Data entries:
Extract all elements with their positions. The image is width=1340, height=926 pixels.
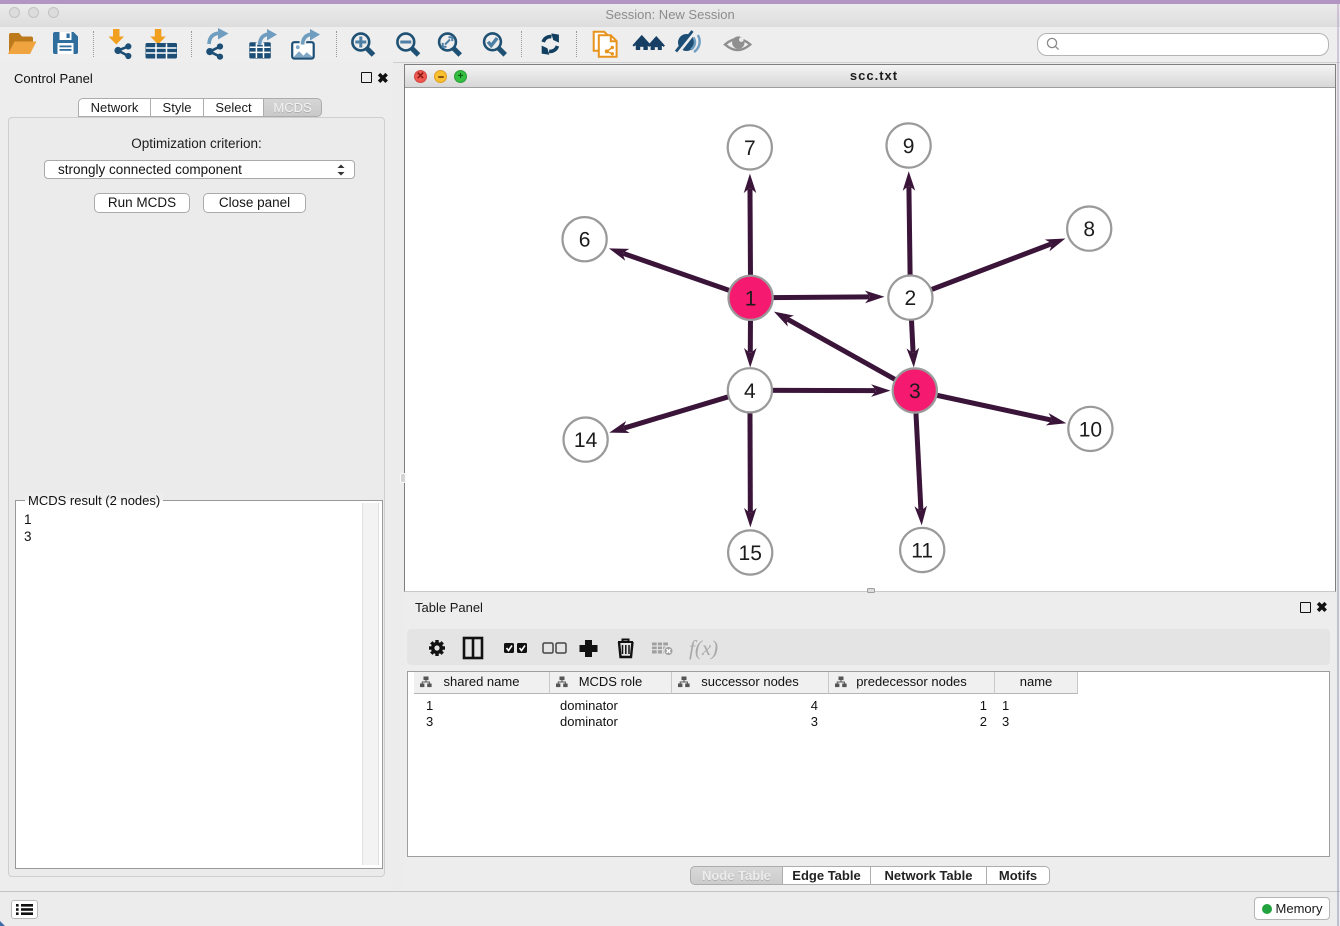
svg-text:10: 10 <box>1079 418 1102 441</box>
svg-text:2: 2 <box>905 287 917 310</box>
svg-text:3: 3 <box>909 380 921 403</box>
svg-text:f(x): f(x) <box>689 636 718 660</box>
svg-text:9: 9 <box>903 135 915 158</box>
svg-text:15: 15 <box>739 542 762 565</box>
svg-text:7: 7 <box>744 137 756 160</box>
svg-text:8: 8 <box>1083 218 1095 241</box>
svg-text:11: 11 <box>911 540 933 563</box>
svg-text:4: 4 <box>744 380 756 403</box>
svg-text:1: 1 <box>745 287 757 310</box>
svg-text:14: 14 <box>574 429 598 452</box>
svg-text:6: 6 <box>579 229 591 252</box>
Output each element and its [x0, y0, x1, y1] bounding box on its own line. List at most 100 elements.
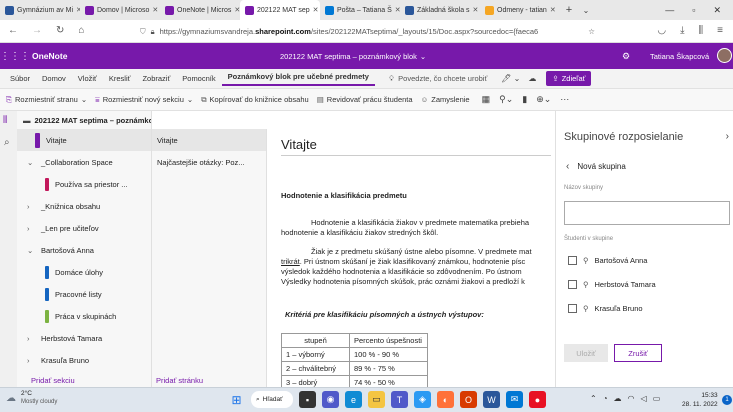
- add-page-link[interactable]: Pridať stránku: [156, 376, 203, 385]
- browser-tab[interactable]: Domov | Microso ✕: [80, 0, 160, 20]
- firefox-icon[interactable]: ◐: [437, 391, 454, 408]
- browser-tab[interactable]: Odmeny - tatian ✕: [480, 0, 560, 20]
- photos-icon[interactable]: ◈: [414, 391, 431, 408]
- group-name-input[interactable]: [564, 201, 730, 225]
- word-icon[interactable]: W: [483, 391, 500, 408]
- ribbon-tab[interactable]: Vložiť: [72, 74, 103, 83]
- section-item[interactable]: Používa sa priestor ...: [17, 173, 151, 195]
- onedrive-icon[interactable]: ☁︎: [614, 394, 622, 403]
- notification-badge[interactable]: 1: [722, 395, 732, 405]
- library-icon[interactable]: ⫼: [699, 25, 704, 36]
- tab-close-icon[interactable]: ✕: [550, 6, 556, 14]
- taskbar-search[interactable]: ⌕ Hľadať: [251, 391, 293, 408]
- section-group[interactable]: › _Len pre učiteľov: [17, 217, 151, 239]
- pocket-icon[interactable]: ◡: [657, 25, 666, 36]
- edge-icon[interactable]: e: [345, 391, 362, 408]
- bookmark-star-icon[interactable]: ☆: [588, 27, 595, 36]
- page-canvas[interactable]: Vitajte Hodnotenie a klasifikácia predme…: [267, 111, 555, 387]
- tab-list-chevron-icon[interactable]: ⌄: [578, 6, 594, 15]
- ribbon-tab[interactable]: Pomocník: [176, 74, 221, 83]
- student-checkbox[interactable]: [568, 304, 577, 313]
- battery-icon[interactable]: ▭: [653, 394, 661, 403]
- addin-icon[interactable]: ⊕⌄: [536, 94, 551, 105]
- forward-icon[interactable]: →: [32, 25, 42, 36]
- reflect-button[interactable]: ☺ Zamyslenie: [417, 95, 474, 104]
- back-button[interactable]: ‹ Nová skupina: [566, 161, 626, 172]
- url-field[interactable]: ⛉ 🔒︎ https://gymnaziumsvandreja.sharepoi…: [140, 24, 595, 39]
- redistribute-page-button[interactable]: ⎘ Rozmiestniť stranu ⌄: [2, 95, 91, 105]
- ribbon-tab[interactable]: Kresliť: [103, 74, 137, 83]
- back-icon[interactable]: ←: [8, 25, 18, 36]
- section-item[interactable]: Práca v skupinách: [17, 305, 151, 327]
- volume-icon[interactable]: ◁: [641, 394, 647, 403]
- page-item[interactable]: Vitajte: [152, 129, 266, 151]
- clock[interactable]: 15:33 28. 11. 2022: [682, 391, 718, 409]
- immersive-reader-icon[interactable]: ▮: [522, 94, 527, 105]
- close-window-icon[interactable]: ✕: [713, 5, 721, 16]
- section-item[interactable]: Domáce úlohy: [17, 261, 151, 283]
- ribbon-tab[interactable]: Domov: [36, 74, 72, 83]
- browser-tab[interactable]: Pošta – Tatiana Š ✕: [320, 0, 400, 20]
- save-button[interactable]: Uložiť: [564, 344, 608, 362]
- ribbon-tab[interactable]: Súbor: [4, 74, 36, 83]
- page-item[interactable]: Najčastejšie otázky: Poz...: [152, 151, 266, 173]
- mail-icon[interactable]: ✉: [506, 391, 523, 408]
- wifi-icon[interactable]: ◠: [628, 394, 635, 403]
- ribbon-tab[interactable]: Zobraziť: [136, 74, 176, 83]
- tab-close-icon[interactable]: ✕: [473, 6, 479, 14]
- tray-chevron-icon[interactable]: ⌃: [590, 394, 597, 403]
- pane-close-chevron-icon[interactable]: ›: [726, 131, 729, 142]
- ribbon-tab[interactable]: Poznámkový blok pre učebné predmety: [221, 72, 375, 86]
- review-work-button[interactable]: ▤ Revidovať prácu študenta: [313, 95, 417, 104]
- home-icon[interactable]: ⌂: [78, 25, 84, 36]
- student-row[interactable]: ⚲ Bartošová Anna: [568, 256, 647, 265]
- chat-icon[interactable]: ◉: [322, 391, 339, 408]
- tell-me-input[interactable]: Povedzte, čo chcete urobiť: [398, 74, 487, 83]
- browser-tab[interactable]: OneNote | Micros ✕: [160, 0, 240, 20]
- student-checkbox[interactable]: [568, 280, 577, 289]
- file-explorer-icon[interactable]: ▭: [368, 391, 385, 408]
- cancel-button[interactable]: Zrušiť: [614, 344, 662, 362]
- windows-start-icon[interactable]: ⊞: [228, 391, 245, 408]
- student-row[interactable]: ⚲ Krasuľa Bruno: [568, 304, 643, 313]
- redistribute-section-button[interactable]: ⩸ Rozmiestniť nový sekciu ⌄: [91, 95, 197, 105]
- teams-icon[interactable]: T: [391, 391, 408, 408]
- app-launcher-icon[interactable]: ⋮⋮⋮: [0, 51, 30, 62]
- more-icon[interactable]: ⋯: [560, 94, 569, 105]
- section-group[interactable]: ⌄ _Collaboration Space: [17, 151, 151, 173]
- search-icon[interactable]: ⌕: [4, 137, 10, 148]
- page-title[interactable]: Vitajte: [281, 137, 317, 152]
- app-icon[interactable]: ●: [529, 391, 546, 408]
- browser-tab[interactable]: Základná škola s ✕: [400, 0, 480, 20]
- weather-widget[interactable]: ☁︎ 2°C Mostly cloudy: [6, 390, 57, 406]
- restore-icon[interactable]: ▫: [692, 5, 695, 16]
- app-name[interactable]: OneNote: [32, 51, 67, 61]
- reload-icon[interactable]: ↻: [56, 25, 64, 36]
- share-button[interactable]: ⇪ Zdieľať: [546, 71, 592, 86]
- tab-close-icon[interactable]: ✕: [313, 6, 319, 14]
- copy-to-library-button[interactable]: ⧉ Kopírovať do knižnice obsahu: [197, 95, 313, 105]
- pen-icon[interactable]: 🖊︎ ⌄: [501, 74, 520, 83]
- student-row[interactable]: ⚲ Herbstová Tamara: [568, 280, 656, 289]
- browser-tab[interactable]: Gymnázium av Mi ✕: [0, 0, 80, 20]
- tab-close-icon[interactable]: ✕: [152, 6, 158, 14]
- task-view-icon[interactable]: ▪: [299, 391, 316, 408]
- section-item[interactable]: Pracovné listy: [17, 283, 151, 305]
- office-icon[interactable]: O: [460, 391, 477, 408]
- minimize-icon[interactable]: —: [665, 5, 674, 16]
- menu-icon[interactable]: ≡: [717, 25, 723, 36]
- cloud-icon[interactable]: ☁︎: [528, 74, 536, 83]
- avatar[interactable]: [717, 48, 732, 63]
- user-name[interactable]: Tatiana Škapcová: [650, 52, 709, 61]
- section-group[interactable]: › Krasuľa Bruno: [17, 349, 151, 371]
- settings-gear-icon[interactable]: ⚙: [622, 51, 630, 62]
- section-item[interactable]: Vitajte: [17, 129, 151, 151]
- tray-app-icon[interactable]: ◔: [603, 394, 608, 403]
- downloads-icon[interactable]: ⤓: [680, 25, 684, 36]
- notebook-title[interactable]: 202122 MAT septima – poznámkový blok: [280, 52, 417, 61]
- browser-tab[interactable]: 202122 MAT sep ✕: [240, 0, 320, 20]
- notebooks-icon[interactable]: ⫴: [3, 115, 7, 126]
- person-icon[interactable]: ⚲⌄: [499, 94, 513, 105]
- notebook-header[interactable]: ▬ 202122 MAT septima – poznámkový blok ⌄: [17, 111, 151, 129]
- student-checkbox[interactable]: [568, 256, 577, 265]
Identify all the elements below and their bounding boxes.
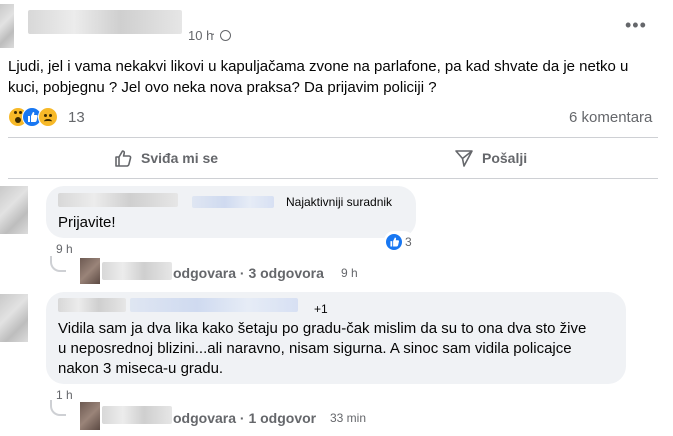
like-button-label: Sviđa mi se — [141, 150, 219, 166]
author-avatar[interactable] — [0, 4, 14, 48]
commenter-name-link[interactable] — [192, 196, 274, 208]
post-text: Ljudi, jel i vama nekakvi likovi u kapul… — [8, 58, 629, 96]
commenter-name[interactable] — [58, 193, 178, 207]
divider-top — [8, 137, 658, 138]
comment-text: Prijavite! — [58, 214, 116, 231]
comment-reaction-count: 3 — [405, 235, 412, 249]
post-timestamp[interactable]: 10 h — [188, 28, 213, 43]
reaction-count[interactable]: 13 — [68, 109, 85, 126]
replier-name[interactable] — [102, 262, 172, 280]
reply-summary[interactable]: odgovara · 3 odgovora — [173, 265, 324, 281]
like-button[interactable]: Sviđa mi se — [113, 146, 218, 170]
sad-reaction-icon — [38, 107, 58, 127]
replier-avatar[interactable] — [80, 258, 100, 284]
commenter-name-link[interactable] — [130, 298, 298, 312]
share-button[interactable]: Pošalji — [454, 146, 527, 170]
replier-name[interactable] — [102, 406, 172, 424]
commenter-name[interactable] — [58, 298, 126, 312]
dot-separator: · — [211, 26, 216, 41]
globe-icon — [220, 30, 231, 41]
top-contributor-badge: Najaktivniji suradnik — [286, 195, 393, 209]
reply-time: 33 min — [330, 411, 367, 425]
reply-summary[interactable]: odgovara · 1 odgovor — [173, 410, 316, 426]
replier-avatar[interactable] — [80, 402, 100, 430]
commenter-avatar[interactable] — [0, 186, 28, 234]
reactions-summary[interactable] — [8, 107, 68, 127]
divider-bottom — [8, 178, 658, 179]
like-reaction-icon — [386, 234, 402, 250]
thumbs-up-icon — [115, 150, 132, 167]
more-options-icon[interactable]: ••• — [625, 16, 647, 34]
reply-thread-line — [50, 400, 66, 416]
share-button-label: Pošalji — [482, 150, 528, 166]
comments-count[interactable]: 6 komentara — [569, 109, 652, 126]
author-name[interactable] — [28, 10, 182, 34]
reply-thread-line — [50, 256, 66, 272]
comment-time[interactable]: 9 h — [56, 242, 73, 256]
commenter-avatar[interactable] — [0, 294, 28, 342]
comment-text: Vidila sam ja dva lika kako šetaju po gr… — [58, 320, 587, 377]
send-icon — [455, 150, 473, 167]
plus-one-badge: +1 — [314, 302, 328, 316]
comment-reaction[interactable]: 3 — [384, 231, 414, 253]
reply-time: 9 h — [341, 266, 358, 280]
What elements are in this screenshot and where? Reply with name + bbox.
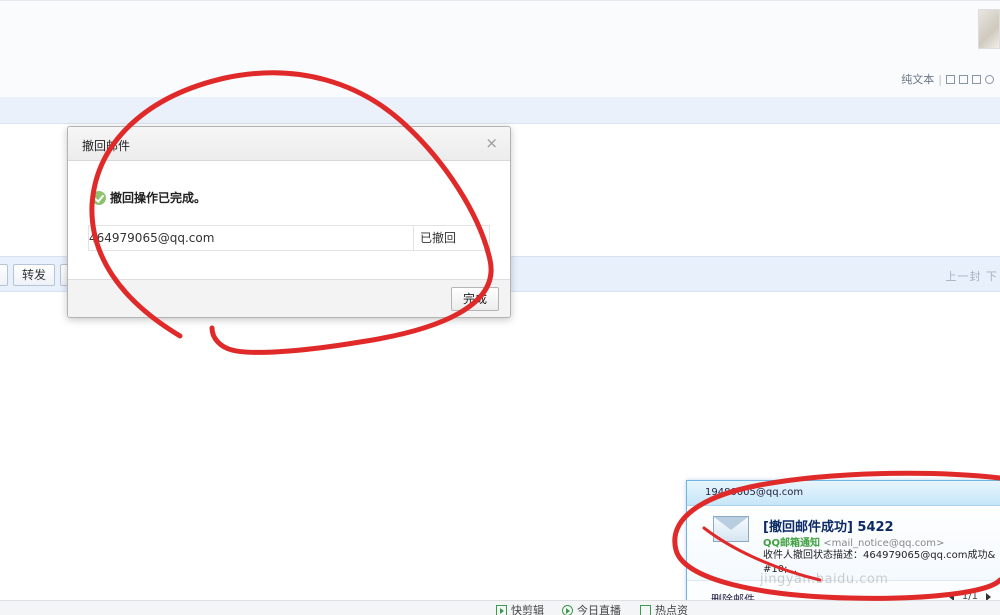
prev-next-pager[interactable]: 上一封 下 [946, 268, 999, 284]
refresh-icon[interactable] [985, 74, 994, 84]
news-icon [640, 604, 651, 615]
recall-status-text: 撤回操作已完成。 [110, 191, 207, 205]
play-icon [496, 604, 507, 615]
sender-name: QQ邮箱通知 [763, 538, 821, 549]
bottom-status-bar: 快剪辑 今日直播 热点资 [0, 600, 1000, 615]
notification-snippet: 收件人撤回状态描述：464979065@qq.com成功&#10;... [763, 550, 996, 575]
folder-icon[interactable] [972, 74, 981, 84]
view-separator: | [938, 72, 942, 86]
notification-account: 19480005@qq.com [705, 487, 804, 498]
view-options: 纯文本 | [901, 71, 994, 87]
recipient-email: 464979065@qq.com [89, 226, 414, 250]
done-button[interactable]: 完成 [451, 287, 499, 311]
notification-header: 19480005@qq.com [687, 481, 1000, 506]
mail-notification-popup[interactable]: 19480005@qq.com [撤回邮件成功] 5422 QQ邮箱通知 <ma… [686, 480, 1000, 615]
live-icon [562, 604, 573, 615]
notification-body[interactable]: [撤回邮件成功] 5422 QQ邮箱通知 <mail_notice@qq.com… [687, 506, 1000, 582]
status-item-label: 快剪辑 [511, 604, 544, 615]
toolbar-button-left-partial[interactable] [0, 264, 8, 286]
dialog-title: 撤回邮件 [82, 139, 131, 153]
check-icon [92, 190, 106, 205]
notification-subject[interactable]: [撤回邮件成功] 5422 [763, 516, 894, 535]
mail-header-area: 纯文本 | [0, 0, 1000, 97]
quick-edit-item[interactable]: 快剪辑 [496, 602, 544, 615]
recall-status: 撤回操作已完成。 [92, 189, 206, 206]
live-item[interactable]: 今日直播 [562, 602, 621, 615]
dialog-footer: 完成 [68, 279, 510, 317]
avatar [978, 9, 1000, 49]
mail-subheader-band [0, 97, 1000, 124]
status-item-label: 热点资 [655, 604, 688, 615]
envelope-icon [713, 516, 749, 542]
window-icon[interactable] [946, 74, 955, 84]
print-icon[interactable] [959, 74, 968, 84]
forward-button[interactable]: 转发 [13, 264, 55, 286]
news-item[interactable]: 热点资 [640, 602, 688, 615]
status-item-label: 今日直播 [577, 604, 621, 615]
notification-sender: QQ邮箱通知 <mail_notice@qq.com> [763, 534, 944, 549]
close-icon[interactable]: × [485, 135, 498, 151]
recall-mail-dialog: 撤回邮件 × 撤回操作已完成。 464979065@qq.com 已撤回 完成 [67, 126, 511, 318]
recall-result-row: 464979065@qq.com 已撤回 [88, 225, 490, 251]
sender-address: <mail_notice@qq.com> [823, 538, 945, 549]
recall-state: 已撤回 [420, 231, 457, 245]
dialog-header: 撤回邮件 × [68, 127, 510, 161]
plain-text-link[interactable]: 纯文本 [901, 71, 934, 87]
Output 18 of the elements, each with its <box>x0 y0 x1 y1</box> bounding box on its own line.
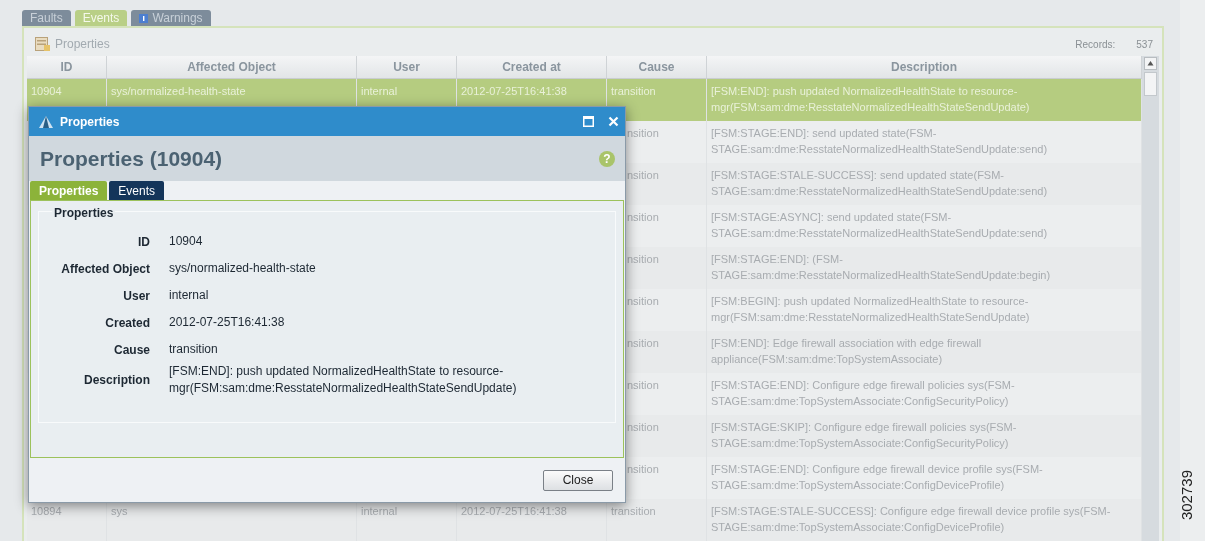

Task directions: Copy the lines between the one holding "like-button-label: Sviđa mi" and the one holding "post-text: Ljudi, jel", inclusive, keeping them unchanged.

Result of this task:
like-button-label: Sviđa mi se — [141, 150, 219, 166]
author-avatar[interactable] — [0, 4, 14, 48]
commenter-name-link[interactable] — [192, 196, 274, 208]
post-text: Ljudi, jel i vama nekakvi likovi u kapul… — [8, 58, 629, 96]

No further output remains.